> Requirement
Please copy all the lines that follow, word for word.
# Exercise materials start
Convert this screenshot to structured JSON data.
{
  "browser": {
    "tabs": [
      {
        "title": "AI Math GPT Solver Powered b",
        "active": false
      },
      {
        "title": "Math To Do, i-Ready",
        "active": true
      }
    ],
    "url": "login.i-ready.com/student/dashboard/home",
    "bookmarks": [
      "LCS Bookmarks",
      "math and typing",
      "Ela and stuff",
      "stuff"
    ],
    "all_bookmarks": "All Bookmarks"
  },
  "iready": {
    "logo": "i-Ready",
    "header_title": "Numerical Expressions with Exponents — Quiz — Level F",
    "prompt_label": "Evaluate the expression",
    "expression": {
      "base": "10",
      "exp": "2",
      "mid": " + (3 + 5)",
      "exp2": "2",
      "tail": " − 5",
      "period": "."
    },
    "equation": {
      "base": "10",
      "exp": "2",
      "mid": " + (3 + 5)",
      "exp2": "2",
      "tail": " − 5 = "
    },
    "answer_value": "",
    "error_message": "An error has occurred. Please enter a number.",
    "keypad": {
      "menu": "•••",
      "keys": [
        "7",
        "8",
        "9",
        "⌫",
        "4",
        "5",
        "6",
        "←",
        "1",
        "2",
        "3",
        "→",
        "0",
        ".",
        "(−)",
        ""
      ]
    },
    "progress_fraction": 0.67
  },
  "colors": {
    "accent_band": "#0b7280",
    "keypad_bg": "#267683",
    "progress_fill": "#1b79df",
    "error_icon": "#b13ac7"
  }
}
# Exercise materials end
> Task output
Convert this screenshot to structured JSON data.
{
  "browser": {
    "tabs": [
      {
        "title": "AI Math GPT Solver Powered b",
        "active": false
      },
      {
        "title": "Math To Do, i-Ready",
        "active": true
      }
    ],
    "url": "login.i-ready.com/student/dashboard/home",
    "bookmarks": [
      "LCS Bookmarks",
      "math and typing",
      "Ela and stuff",
      "stuff"
    ],
    "all_bookmarks": "All Bookmarks"
  },
  "iready": {
    "logo": "i-Ready",
    "header_title": "Numerical Expressions with Exponents — Quiz — Level F",
    "prompt_label": "Evaluate the expression",
    "expression": {
      "base": "10",
      "exp": "2",
      "mid": " + (3 + 5)",
      "exp2": "2",
      "tail": " − 5",
      "period": "."
    },
    "equation": {
      "base": "10",
      "exp": "2",
      "mid": " + (3 + 5)",
      "exp2": "2",
      "tail": " − 5 = "
    },
    "answer_value": "",
    "error_message": "An error has occurred. Please enter a number.",
    "keypad": {
      "menu": "•••",
      "keys": [
        "7",
        "8",
        "9",
        "⌫",
        "4",
        "5",
        "6",
        "←",
        "1",
        "2",
        "3",
        "→",
        "0",
        ".",
        "(−)",
        ""
      ]
    },
    "progress_fraction": 0.67
  },
  "colors": {
    "accent_band": "#0b7280",
    "keypad_bg": "#267683",
    "progress_fill": "#1b79df",
    "error_icon": "#b13ac7"
  }
}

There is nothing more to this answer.